**EXERCISE GOAL:** Note each line where "text" appears, and copy it.

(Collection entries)
○ ○ ○

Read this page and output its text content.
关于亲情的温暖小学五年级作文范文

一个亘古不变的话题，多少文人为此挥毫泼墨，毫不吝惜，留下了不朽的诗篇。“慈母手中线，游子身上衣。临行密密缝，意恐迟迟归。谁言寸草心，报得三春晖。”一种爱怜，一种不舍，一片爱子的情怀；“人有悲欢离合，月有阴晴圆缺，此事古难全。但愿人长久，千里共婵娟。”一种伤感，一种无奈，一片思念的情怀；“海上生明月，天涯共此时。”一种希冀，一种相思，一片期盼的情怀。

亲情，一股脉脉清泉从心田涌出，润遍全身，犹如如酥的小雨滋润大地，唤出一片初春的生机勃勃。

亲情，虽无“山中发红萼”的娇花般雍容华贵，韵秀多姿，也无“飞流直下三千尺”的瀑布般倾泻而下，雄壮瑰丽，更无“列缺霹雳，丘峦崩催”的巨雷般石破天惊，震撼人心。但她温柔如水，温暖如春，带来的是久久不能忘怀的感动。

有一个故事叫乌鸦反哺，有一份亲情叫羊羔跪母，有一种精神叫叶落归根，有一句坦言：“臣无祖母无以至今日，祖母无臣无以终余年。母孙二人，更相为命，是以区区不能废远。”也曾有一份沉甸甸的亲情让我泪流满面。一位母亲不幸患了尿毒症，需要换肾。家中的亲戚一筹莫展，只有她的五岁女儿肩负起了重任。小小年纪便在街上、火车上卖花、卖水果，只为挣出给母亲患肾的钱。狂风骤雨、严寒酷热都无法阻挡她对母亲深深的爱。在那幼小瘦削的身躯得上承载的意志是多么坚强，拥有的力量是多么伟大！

○ ○ ○

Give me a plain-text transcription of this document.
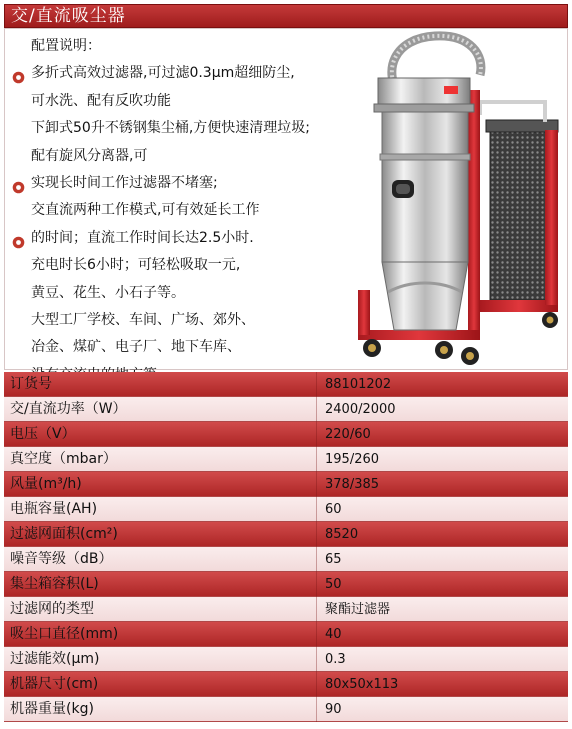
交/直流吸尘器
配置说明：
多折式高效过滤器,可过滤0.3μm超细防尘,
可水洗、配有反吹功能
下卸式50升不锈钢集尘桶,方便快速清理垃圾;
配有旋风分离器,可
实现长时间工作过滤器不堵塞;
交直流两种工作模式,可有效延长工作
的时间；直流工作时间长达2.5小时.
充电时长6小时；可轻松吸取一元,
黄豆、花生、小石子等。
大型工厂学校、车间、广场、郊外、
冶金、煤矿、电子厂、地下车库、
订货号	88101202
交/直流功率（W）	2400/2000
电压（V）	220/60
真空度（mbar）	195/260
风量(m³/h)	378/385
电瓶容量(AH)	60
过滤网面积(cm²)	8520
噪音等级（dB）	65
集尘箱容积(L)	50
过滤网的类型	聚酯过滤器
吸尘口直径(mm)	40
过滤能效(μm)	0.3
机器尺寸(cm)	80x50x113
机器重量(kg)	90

○ ○ ○

**SOLUTION TO THE EXERCISE:**
Read this page and output its text content.
Give me a plain-text transcription of this document.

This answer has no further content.